Short task: Pick out the lines in the listing below that contain the word "ฐกถา" and copy them.

Given records:
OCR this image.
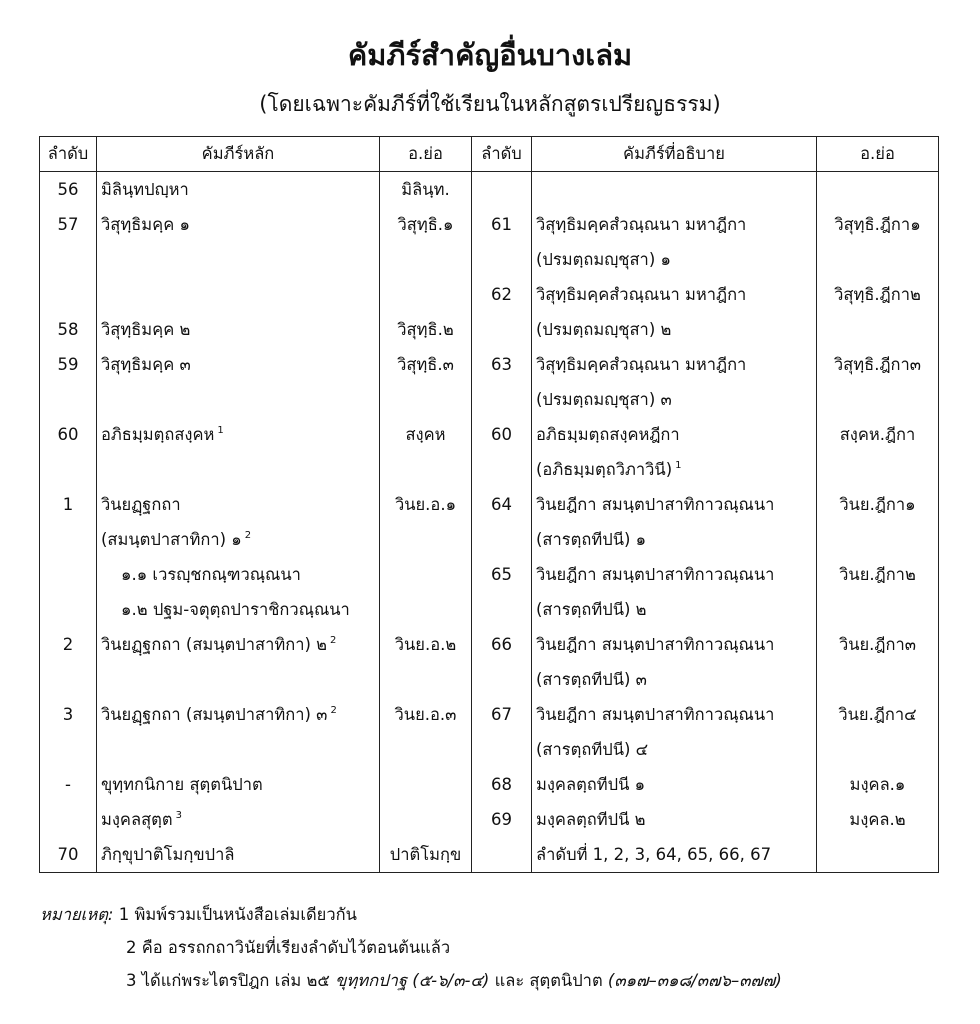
คัมภีร์สำคัญอื่นบางเล่ม
(โดยเฉพาะคัมภีร์ที่ใช้เรียนในหลักสูตรเปรียญธรรม)
ลำดับ	คัมภีร์หลัก	อ.ย่อ	ลำดับ	คัมภีร์ที่อธิบาย	อ.ย่อ
56	มิลินฺทปญฺหา	มิลินฺท.			
57	วิสุทฺธิมคฺค ๑	วิสุทฺธิ.๑	61	วิสุทฺธิมคฺคสํวณฺณนา มหาฎีกา	วิสุทฺธิ.ฎีกา๑
				(ปรมตฺถมญฺชุสา) ๑	
			62	วิสุทฺธิมคฺคสํวณฺณนา มหาฎีกา	วิสุทฺธิ.ฎีกา๒
58	วิสุทฺธิมคฺค ๒	วิสุทฺธิ.๒		(ปรมตฺถมญฺชุสา) ๒	
59	วิสุทฺธิมคฺค ๓	วิสุทฺธิ.๓	63	วิสุทฺธิมคฺคสํวณฺณนา มหาฎีกา	วิสุทฺธิ.ฎีกา๓
				(ปรมตฺถมญฺชุสา) ๓	
60	อภิธมฺมตฺถสงฺคห $^1$	สงฺคห	60	อภิธมฺมตฺถสงฺคหฎีกา	สงฺคห.ฎีกา
				(อภิธมฺมตฺถวิภาวินี) $^1$	
1	วินยฏฺฐกถา	วินย.อ.๑	64	วินยฎีกา สมนฺตปาสาทิกาวณฺณนา	วินย.ฎีกา๑
	(สมนฺตปาสาทิกา) ๑ $^2$			(สารตฺถทีปนี) ๑	
	๑.๑ เวรญฺชกณฺฑวณฺณนา		65	วินยฎีกา สมนฺตปาสาทิกาวณฺณนา	วินย.ฎีกา๒
	๑.๒ ปฐม-จตุตฺถปาราชิกวณฺณนา			(สารตฺถทีปนี) ๒	
2	วินยฏฺฐกถา (สมนฺตปาสาทิกา) ๒ $^2$	วินย.อ.๒	66	วินยฎีกา สมนฺตปาสาทิกาวณฺณนา	วินย.ฎีกา๓
				(สารตฺถทีปนี) ๓	
3	วินยฏฺฐกถา (สมนฺตปาสาทิกา) ๓ $^2$	วินย.อ.๓	67	วินยฎีกา สมนฺตปาสาทิกาวณฺณนา	วินย.ฎีกา๔
				(สารตฺถทีปนี) ๔	
-	ขุทฺทกนิกาย สุตฺตนิปาต		68	มงฺคลตฺถทีปนี ๑	มงฺคล.๑
	มงฺคลสุตฺต $^3$		69	มงฺคลตฺถทีปนี ๒	มงฺคล.๒
70	ภิกฺขุปาติโมกฺขปาลิ	ปาติโมกฺข		ลำดับที่ 1, 2, 3, 64, 65, 66, 67	
หมายเหตุ: 1 พิมพ์รวมเป็นหนังสือเล่มเดียวกัน
2 คือ อรรถกถาวินัยที่เรียงลำดับไว้ตอนต้นแล้ว
3 ได้แก่พระไตรปิฎก เล่ม ๒๕ ขุทฺทกปาฐ (๕-๖/๓-๔) และ สุตฺตนิปาต (๓๑๗–๓๑๘/๓๗๖–๓๗๗)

The result:
1	วินยฏฺฐกถา	วินย.อ.๑	64	วินยฎีกา สมนฺตปาสาทิกาวณฺณนา	วินย.ฎีกา๑
2	วินยฏฺฐกถา (สมนฺตปาสาทิกา) ๒ $^2$	วินย.อ.๒	66	วินยฎีกา สมนฺตปาสาทิกาวณฺณนา	วินย.ฎีกา๓
3	วินยฏฺฐกถา (สมนฺตปาสาทิกา) ๓ $^2$	วินย.อ.๓	67	วินยฎีกา สมนฺตปาสาทิกาวณฺณนา	วินย.ฎีกา๔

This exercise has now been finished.